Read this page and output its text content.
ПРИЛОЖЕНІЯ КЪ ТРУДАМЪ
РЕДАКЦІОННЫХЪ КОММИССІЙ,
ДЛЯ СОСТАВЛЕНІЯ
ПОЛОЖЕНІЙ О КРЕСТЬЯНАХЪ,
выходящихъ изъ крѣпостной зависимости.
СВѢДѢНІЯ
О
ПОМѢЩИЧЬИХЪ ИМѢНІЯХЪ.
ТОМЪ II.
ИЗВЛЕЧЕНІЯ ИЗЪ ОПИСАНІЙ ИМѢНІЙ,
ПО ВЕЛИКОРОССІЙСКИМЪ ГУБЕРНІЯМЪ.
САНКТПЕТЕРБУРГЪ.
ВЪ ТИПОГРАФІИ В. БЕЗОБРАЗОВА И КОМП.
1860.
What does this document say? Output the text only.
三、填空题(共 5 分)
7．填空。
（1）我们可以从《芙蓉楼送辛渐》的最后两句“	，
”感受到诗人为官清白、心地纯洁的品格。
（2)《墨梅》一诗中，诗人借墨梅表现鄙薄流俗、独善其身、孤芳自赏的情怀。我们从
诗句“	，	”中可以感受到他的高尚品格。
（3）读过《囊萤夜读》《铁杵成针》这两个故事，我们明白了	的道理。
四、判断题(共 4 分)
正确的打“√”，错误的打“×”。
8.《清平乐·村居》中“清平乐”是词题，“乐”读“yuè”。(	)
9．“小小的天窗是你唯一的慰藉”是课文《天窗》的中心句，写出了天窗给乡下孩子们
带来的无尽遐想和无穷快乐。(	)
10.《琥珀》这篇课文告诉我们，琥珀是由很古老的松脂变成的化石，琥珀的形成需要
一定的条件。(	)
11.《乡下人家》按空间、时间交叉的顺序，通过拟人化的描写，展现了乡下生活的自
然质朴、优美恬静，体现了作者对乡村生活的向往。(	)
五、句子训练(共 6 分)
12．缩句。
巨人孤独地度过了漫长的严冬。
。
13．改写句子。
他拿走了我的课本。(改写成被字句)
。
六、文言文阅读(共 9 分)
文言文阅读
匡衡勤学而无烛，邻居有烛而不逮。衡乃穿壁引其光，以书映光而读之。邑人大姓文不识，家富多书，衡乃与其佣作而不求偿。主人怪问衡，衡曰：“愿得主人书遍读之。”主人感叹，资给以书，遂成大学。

Exercise brief: Reproduce all of the entries word for word.

Result of the exercise:
Read this page and output its text content.
ПРИЛОЖЕНІЯ КЪ ТРУДАМЪ
РЕДАКЦІОННЫХЪ КОММИССІЙ,
ДЛЯ СОСТАВЛЕНІЯ
ПОЛОЖЕНІЙ О КРЕСТЬЯНАХЪ,
выходящихъ изъ крѣпостной зависимости.
СВѢДѢНІЯ
О
ПОМѢЩИЧЬИХЪ ИМѢНІЯХЪ.
ТОМЪ II.
ИЗВЛЕЧЕНІЯ ИЗЪ ОПИСАНІЙ ИМѢНІЙ,
ПО ВЕЛИКОРОССІЙСКИМЪ ГУБЕРНІЯМЪ.
САНКТПЕТЕРБУРГЪ.
ВЪ ТИПОГРАФІИ В. БЕЗОБРАЗОВА И КОМП.
1860.
What does this document say? Output the text only.
三、填空题(共 5 分)
7．填空。
（1）我们可以从《芙蓉楼送辛渐》的最后两句“	，
”感受到诗人为官清白、心地纯洁的品格。
（2)《墨梅》一诗中，诗人借墨梅表现鄙薄流俗、独善其身、孤芳自赏的情怀。我们从
诗句“	，	”中可以感受到他的高尚品格。
（3）读过《囊萤夜读》《铁杵成针》这两个故事，我们明白了	的道理。
四、判断题(共 4 分)
正确的打“√”，错误的打“×”。
8.《清平乐·村居》中“清平乐”是词题，“乐”读“yuè”。(	)
9．“小小的天窗是你唯一的慰藉”是课文《天窗》的中心句，写出了天窗给乡下孩子们
带来的无尽遐想和无穷快乐。(	)
10.《琥珀》这篇课文告诉我们，琥珀是由很古老的松脂变成的化石，琥珀的形成需要
一定的条件。(	)
11.《乡下人家》按空间、时间交叉的顺序，通过拟人化的描写，展现了乡下生活的自
然质朴、优美恬静，体现了作者对乡村生活的向往。(	)
五、句子训练(共 6 分)
12．缩句。
巨人孤独地度过了漫长的严冬。
。
13．改写句子。
他拿走了我的课本。(改写成被字句)
。
六、文言文阅读(共 9 分)
文言文阅读
匡衡勤学而无烛，邻居有烛而不逮。衡乃穿壁引其光，以书映光而读之。邑人大姓文不识，家富多书，衡乃与其佣作而不求偿。主人怪问衡，衡曰：“愿得主人书遍读之。”主人感叹，资给以书，遂成大学。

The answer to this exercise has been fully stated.